▶ Request:
Give all of the lines again, with nothing added or dropped.

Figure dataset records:

== == ==

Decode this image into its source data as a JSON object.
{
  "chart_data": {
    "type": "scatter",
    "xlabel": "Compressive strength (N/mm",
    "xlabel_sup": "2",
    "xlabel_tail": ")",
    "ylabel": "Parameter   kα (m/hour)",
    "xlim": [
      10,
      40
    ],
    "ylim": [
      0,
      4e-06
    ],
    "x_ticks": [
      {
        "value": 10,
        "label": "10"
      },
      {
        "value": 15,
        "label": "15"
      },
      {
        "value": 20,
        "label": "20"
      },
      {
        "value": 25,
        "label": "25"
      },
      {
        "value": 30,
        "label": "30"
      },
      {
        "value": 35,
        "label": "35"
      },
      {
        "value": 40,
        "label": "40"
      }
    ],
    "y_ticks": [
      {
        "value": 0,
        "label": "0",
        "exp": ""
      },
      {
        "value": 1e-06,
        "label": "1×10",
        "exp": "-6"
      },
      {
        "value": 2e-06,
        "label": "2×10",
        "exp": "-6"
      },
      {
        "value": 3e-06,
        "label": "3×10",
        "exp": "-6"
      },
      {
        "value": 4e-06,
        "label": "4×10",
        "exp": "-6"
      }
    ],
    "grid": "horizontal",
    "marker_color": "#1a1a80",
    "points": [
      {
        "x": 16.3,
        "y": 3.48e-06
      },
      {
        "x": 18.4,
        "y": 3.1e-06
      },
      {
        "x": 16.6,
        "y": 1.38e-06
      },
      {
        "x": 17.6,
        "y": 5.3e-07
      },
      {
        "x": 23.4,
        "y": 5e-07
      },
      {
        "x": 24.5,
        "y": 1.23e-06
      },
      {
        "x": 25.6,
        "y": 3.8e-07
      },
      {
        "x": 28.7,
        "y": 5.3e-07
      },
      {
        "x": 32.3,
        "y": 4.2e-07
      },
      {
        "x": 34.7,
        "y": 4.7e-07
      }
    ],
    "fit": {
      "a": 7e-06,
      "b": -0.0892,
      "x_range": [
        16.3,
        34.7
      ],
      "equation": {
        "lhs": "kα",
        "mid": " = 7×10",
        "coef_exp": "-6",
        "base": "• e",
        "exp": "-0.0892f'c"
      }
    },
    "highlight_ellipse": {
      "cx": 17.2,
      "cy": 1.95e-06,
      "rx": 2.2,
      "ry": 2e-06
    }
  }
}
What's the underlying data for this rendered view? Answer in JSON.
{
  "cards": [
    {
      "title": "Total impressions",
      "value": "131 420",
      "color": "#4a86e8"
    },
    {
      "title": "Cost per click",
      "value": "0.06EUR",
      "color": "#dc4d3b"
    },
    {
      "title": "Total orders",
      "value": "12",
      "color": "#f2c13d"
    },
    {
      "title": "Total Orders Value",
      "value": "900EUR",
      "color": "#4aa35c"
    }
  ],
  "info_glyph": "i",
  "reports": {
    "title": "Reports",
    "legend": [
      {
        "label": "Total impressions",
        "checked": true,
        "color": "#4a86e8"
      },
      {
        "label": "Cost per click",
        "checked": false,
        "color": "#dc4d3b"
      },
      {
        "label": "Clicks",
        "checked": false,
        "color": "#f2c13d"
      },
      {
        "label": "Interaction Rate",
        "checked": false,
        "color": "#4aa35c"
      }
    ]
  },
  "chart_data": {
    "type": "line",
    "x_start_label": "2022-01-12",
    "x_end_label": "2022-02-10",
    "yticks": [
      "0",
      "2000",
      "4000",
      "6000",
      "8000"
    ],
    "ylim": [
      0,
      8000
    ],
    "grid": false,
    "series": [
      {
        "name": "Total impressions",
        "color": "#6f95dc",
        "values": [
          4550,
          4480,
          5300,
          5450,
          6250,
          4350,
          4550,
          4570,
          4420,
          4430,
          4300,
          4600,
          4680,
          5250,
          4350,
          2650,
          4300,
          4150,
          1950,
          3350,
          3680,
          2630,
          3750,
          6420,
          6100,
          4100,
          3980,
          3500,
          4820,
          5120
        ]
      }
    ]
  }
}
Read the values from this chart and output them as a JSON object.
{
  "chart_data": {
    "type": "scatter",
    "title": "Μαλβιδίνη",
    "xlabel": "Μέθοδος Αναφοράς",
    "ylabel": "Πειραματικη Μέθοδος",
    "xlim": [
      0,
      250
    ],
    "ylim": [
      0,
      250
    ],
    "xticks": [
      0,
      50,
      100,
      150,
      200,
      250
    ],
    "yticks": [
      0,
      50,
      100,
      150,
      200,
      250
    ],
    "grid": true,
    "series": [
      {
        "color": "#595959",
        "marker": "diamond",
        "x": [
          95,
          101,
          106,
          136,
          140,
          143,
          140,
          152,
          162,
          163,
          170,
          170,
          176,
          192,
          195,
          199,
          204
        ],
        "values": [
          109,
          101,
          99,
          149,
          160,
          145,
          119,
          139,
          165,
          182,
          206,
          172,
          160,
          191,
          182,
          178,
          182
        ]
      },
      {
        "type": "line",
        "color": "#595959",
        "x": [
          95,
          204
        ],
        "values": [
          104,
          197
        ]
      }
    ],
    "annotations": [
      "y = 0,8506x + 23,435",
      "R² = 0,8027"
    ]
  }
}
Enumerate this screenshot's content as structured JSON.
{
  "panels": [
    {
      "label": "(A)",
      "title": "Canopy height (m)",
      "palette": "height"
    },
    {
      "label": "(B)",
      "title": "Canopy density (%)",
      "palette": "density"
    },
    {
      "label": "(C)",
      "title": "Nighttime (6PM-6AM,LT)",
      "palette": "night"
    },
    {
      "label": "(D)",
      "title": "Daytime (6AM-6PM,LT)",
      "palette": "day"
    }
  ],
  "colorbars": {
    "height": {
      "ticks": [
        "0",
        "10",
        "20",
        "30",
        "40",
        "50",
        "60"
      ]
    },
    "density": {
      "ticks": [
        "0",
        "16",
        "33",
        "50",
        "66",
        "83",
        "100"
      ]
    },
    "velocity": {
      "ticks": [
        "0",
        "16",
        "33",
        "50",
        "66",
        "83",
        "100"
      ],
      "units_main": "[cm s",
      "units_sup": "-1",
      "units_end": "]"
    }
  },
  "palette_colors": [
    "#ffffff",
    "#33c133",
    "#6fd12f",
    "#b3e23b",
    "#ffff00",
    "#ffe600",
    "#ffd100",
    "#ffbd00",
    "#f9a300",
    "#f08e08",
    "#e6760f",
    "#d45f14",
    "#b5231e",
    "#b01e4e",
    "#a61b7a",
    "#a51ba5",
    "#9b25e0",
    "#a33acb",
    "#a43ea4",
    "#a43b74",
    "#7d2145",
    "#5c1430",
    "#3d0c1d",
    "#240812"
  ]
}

== == ==

▶ The completed task:
Decode this image into its source data as a JSON object.
{
  "chart_data": {
    "type": "scatter",
    "xlabel": "Compressive strength (N/mm",
    "xlabel_sup": "2",
    "xlabel_tail": ")",
    "ylabel": "Parameter   kα (m/hour)",
    "xlim": [
      10,
      40
    ],
    "ylim": [
      0,
      4e-06
    ],
    "x_ticks": [
      {
        "value": 10,
        "label": "10"
      },
      {
        "value": 15,
        "label": "15"
      },
      {
        "value": 20,
        "label": "20"
      },
      {
        "value": 25,
        "label": "25"
      },
      {
        "value": 30,
        "label": "30"
      },
      {
        "value": 35,
        "label": "35"
      },
      {
        "value": 40,
        "label": "40"
      }
    ],
    "y_ticks": [
      {
        "value": 0,
        "label": "0",
        "exp": ""
      },
      {
        "value": 1e-06,
        "label": "1×10",
        "exp": "-6"
      },
      {
        "value": 2e-06,
        "label": "2×10",
        "exp": "-6"
      },
      {
        "value": 3e-06,
        "label": "3×10",
        "exp": "-6"
      },
      {
        "value": 4e-06,
        "label": "4×10",
        "exp": "-6"
      }
    ],
    "grid": "horizontal",
    "marker_color": "#1a1a80",
    "points": [
      {
        "x": 16.3,
        "y": 3.48e-06
      },
      {
        "x": 18.4,
        "y": 3.1e-06
      },
      {
        "x": 16.6,
        "y": 1.38e-06
      },
      {
        "x": 17.6,
        "y": 5.3e-07
      },
      {
        "x": 23.4,
        "y": 5e-07
      },
      {
        "x": 24.5,
        "y": 1.23e-06
      },
      {
        "x": 25.6,
        "y": 3.8e-07
      },
      {
        "x": 28.7,
        "y": 5.3e-07
      },
      {
        "x": 32.3,
        "y": 4.2e-07
      },
      {
        "x": 34.7,
        "y": 4.7e-07
      }
    ],
    "fit": {
      "a": 7e-06,
      "b": -0.0892,
      "x_range": [
        16.3,
        34.7
      ],
      "equation": {
        "lhs": "kα",
        "mid": " = 7×10",
        "coef_exp": "-6",
        "base": "• e",
        "exp": "-0.0892f'c"
      }
    },
    "highlight_ellipse": {
      "cx": 17.2,
      "cy": 1.95e-06,
      "rx": 2.2,
      "ry": 2e-06
    }
  }
}
What's the underlying data for this rendered view? Answer in JSON.
{
  "cards": [
    {
      "title": "Total impressions",
      "value": "131 420",
      "color": "#4a86e8"
    },
    {
      "title": "Cost per click",
      "value": "0.06EUR",
      "color": "#dc4d3b"
    },
    {
      "title": "Total orders",
      "value": "12",
      "color": "#f2c13d"
    },
    {
      "title": "Total Orders Value",
      "value": "900EUR",
      "color": "#4aa35c"
    }
  ],
  "info_glyph": "i",
  "reports": {
    "title": "Reports",
    "legend": [
      {
        "label": "Total impressions",
        "checked": true,
        "color": "#4a86e8"
      },
      {
        "label": "Cost per click",
        "checked": false,
        "color": "#dc4d3b"
      },
      {
        "label": "Clicks",
        "checked": false,
        "color": "#f2c13d"
      },
      {
        "label": "Interaction Rate",
        "checked": false,
        "color": "#4aa35c"
      }
    ]
  },
  "chart_data": {
    "type": "line",
    "x_start_label": "2022-01-12",
    "x_end_label": "2022-02-10",
    "yticks": [
      "0",
      "2000",
      "4000",
      "6000",
      "8000"
    ],
    "ylim": [
      0,
      8000
    ],
    "grid": false,
    "series": [
      {
        "name": "Total impressions",
        "color": "#6f95dc",
        "values": [
          4550,
          4480,
          5300,
          5450,
          6250,
          4350,
          4550,
          4570,
          4420,
          4430,
          4300,
          4600,
          4680,
          5250,
          4350,
          2650,
          4300,
          4150,
          1950,
          3350,
          3680,
          2630,
          3750,
          6420,
          6100,
          4100,
          3980,
          3500,
          4820,
          5120
        ]
      }
    ]
  }
}
Read the values from this chart and output them as a JSON object.
{
  "chart_data": {
    "type": "scatter",
    "title": "Μαλβιδίνη",
    "xlabel": "Μέθοδος Αναφοράς",
    "ylabel": "Πειραματικη Μέθοδος",
    "xlim": [
      0,
      250
    ],
    "ylim": [
      0,
      250
    ],
    "xticks": [
      0,
      50,
      100,
      150,
      200,
      250
    ],
    "yticks": [
      0,
      50,
      100,
      150,
      200,
      250
    ],
    "grid": true,
    "series": [
      {
        "color": "#595959",
        "marker": "diamond",
        "x": [
          95,
          101,
          106,
          136,
          140,
          143,
          140,
          152,
          162,
          163,
          170,
          170,
          176,
          192,
          195,
          199,
          204
        ],
        "values": [
          109,
          101,
          99,
          149,
          160,
          145,
          119,
          139,
          165,
          182,
          206,
          172,
          160,
          191,
          182,
          178,
          182
        ]
      },
      {
        "type": "line",
        "color": "#595959",
        "x": [
          95,
          204
        ],
        "values": [
          104,
          197
        ]
      }
    ],
    "annotations": [
      "y = 0,8506x + 23,435",
      "R² = 0,8027"
    ]
  }
}
Enumerate this screenshot's content as structured JSON.
{
  "panels": [
    {
      "label": "(A)",
      "title": "Canopy height (m)",
      "palette": "height"
    },
    {
      "label": "(B)",
      "title": "Canopy density (%)",
      "palette": "density"
    },
    {
      "label": "(C)",
      "title": "Nighttime (6PM-6AM,LT)",
      "palette": "night"
    },
    {
      "label": "(D)",
      "title": "Daytime (6AM-6PM,LT)",
      "palette": "day"
    }
  ],
  "colorbars": {
    "height": {
      "ticks": [
        "0",
        "10",
        "20",
        "30",
        "40",
        "50",
        "60"
      ]
    },
    "density": {
      "ticks": [
        "0",
        "16",
        "33",
        "50",
        "66",
        "83",
        "100"
      ]
    },
    "velocity": {
      "ticks": [
        "0",
        "16",
        "33",
        "50",
        "66",
        "83",
        "100"
      ],
      "units_main": "[cm s",
      "units_sup": "-1",
      "units_end": "]"
    }
  },
  "palette_colors": [
    "#ffffff",
    "#33c133",
    "#6fd12f",
    "#b3e23b",
    "#ffff00",
    "#ffe600",
    "#ffd100",
    "#ffbd00",
    "#f9a300",
    "#f08e08",
    "#e6760f",
    "#d45f14",
    "#b5231e",
    "#b01e4e",
    "#a61b7a",
    "#a51ba5",
    "#9b25e0",
    "#a33acb",
    "#a43ea4",
    "#a43b74",
    "#7d2145",
    "#5c1430",
    "#3d0c1d",
    "#240812"
  ]
}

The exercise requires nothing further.